**WHAT YOU SHOULD DO**
Repeat the items from the line containing "article-2-label: 第二条: [128, 378, 175, 397]" up to and including the line containing "article-5-label: 第五条: [128, 1212, 175, 1231]", with no changes.
>> Start
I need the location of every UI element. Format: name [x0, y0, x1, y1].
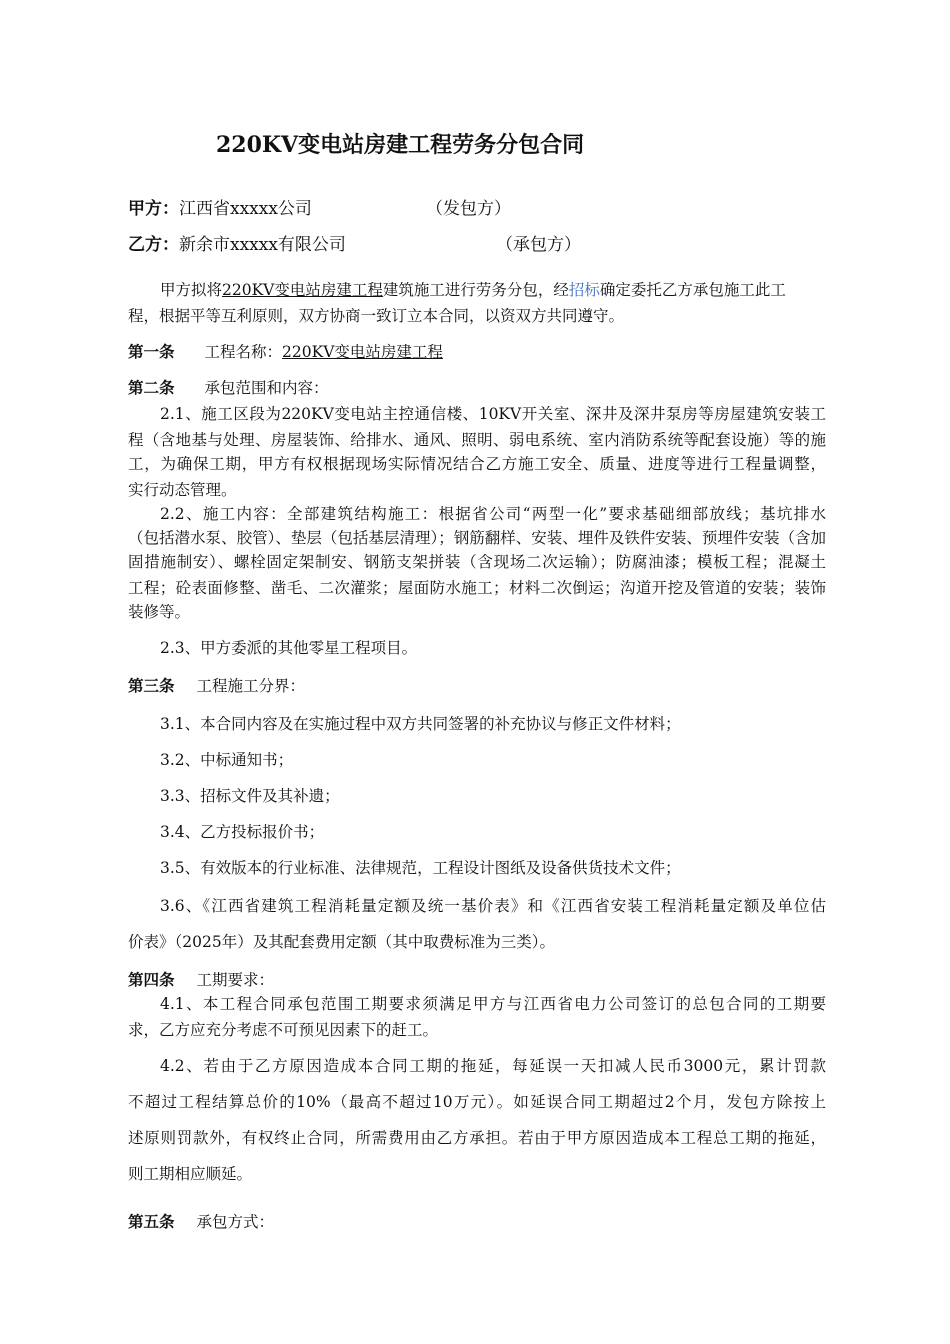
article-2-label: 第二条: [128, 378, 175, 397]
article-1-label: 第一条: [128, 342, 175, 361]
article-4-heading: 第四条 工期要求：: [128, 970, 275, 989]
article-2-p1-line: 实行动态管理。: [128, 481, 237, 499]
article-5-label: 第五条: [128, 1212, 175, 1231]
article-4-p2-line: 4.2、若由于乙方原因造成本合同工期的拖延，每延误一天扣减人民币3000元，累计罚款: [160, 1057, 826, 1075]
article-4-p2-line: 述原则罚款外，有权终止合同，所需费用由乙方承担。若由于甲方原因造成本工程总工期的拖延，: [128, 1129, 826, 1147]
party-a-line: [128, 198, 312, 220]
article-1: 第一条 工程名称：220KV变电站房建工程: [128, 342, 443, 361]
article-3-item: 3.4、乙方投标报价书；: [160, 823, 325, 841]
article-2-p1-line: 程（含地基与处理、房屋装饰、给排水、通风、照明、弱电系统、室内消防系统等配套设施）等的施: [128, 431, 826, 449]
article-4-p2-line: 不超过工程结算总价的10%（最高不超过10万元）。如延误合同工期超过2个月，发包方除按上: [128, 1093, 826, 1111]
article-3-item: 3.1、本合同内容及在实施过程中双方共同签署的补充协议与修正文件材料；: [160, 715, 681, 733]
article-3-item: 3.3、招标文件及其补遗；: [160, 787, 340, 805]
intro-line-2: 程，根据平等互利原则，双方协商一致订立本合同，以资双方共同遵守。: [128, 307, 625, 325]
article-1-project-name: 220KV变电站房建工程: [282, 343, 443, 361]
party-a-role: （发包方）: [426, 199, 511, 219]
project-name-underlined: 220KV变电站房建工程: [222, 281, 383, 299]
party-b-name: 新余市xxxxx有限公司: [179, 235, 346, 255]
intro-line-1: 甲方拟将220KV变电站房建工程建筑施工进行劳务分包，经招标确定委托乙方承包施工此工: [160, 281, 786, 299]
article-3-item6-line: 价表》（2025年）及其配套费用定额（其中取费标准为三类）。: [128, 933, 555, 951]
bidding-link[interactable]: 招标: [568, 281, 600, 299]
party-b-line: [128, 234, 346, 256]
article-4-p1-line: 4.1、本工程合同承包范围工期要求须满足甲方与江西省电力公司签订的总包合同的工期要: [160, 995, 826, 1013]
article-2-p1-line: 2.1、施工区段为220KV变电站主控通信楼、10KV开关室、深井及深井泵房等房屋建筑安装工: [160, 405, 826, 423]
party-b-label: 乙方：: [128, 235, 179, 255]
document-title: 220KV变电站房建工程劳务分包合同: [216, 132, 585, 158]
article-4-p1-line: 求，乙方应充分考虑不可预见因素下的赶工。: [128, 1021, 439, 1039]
>> End
**WORKED ANSWER**
article-2-label: 第二条: [128, 378, 175, 397]
article-1-label: 第一条: [128, 342, 175, 361]
article-4-heading: 第四条 工期要求：: [128, 970, 275, 989]
article-2-p1-line: 实行动态管理。: [128, 481, 237, 499]
article-5-label: 第五条: [128, 1212, 175, 1231]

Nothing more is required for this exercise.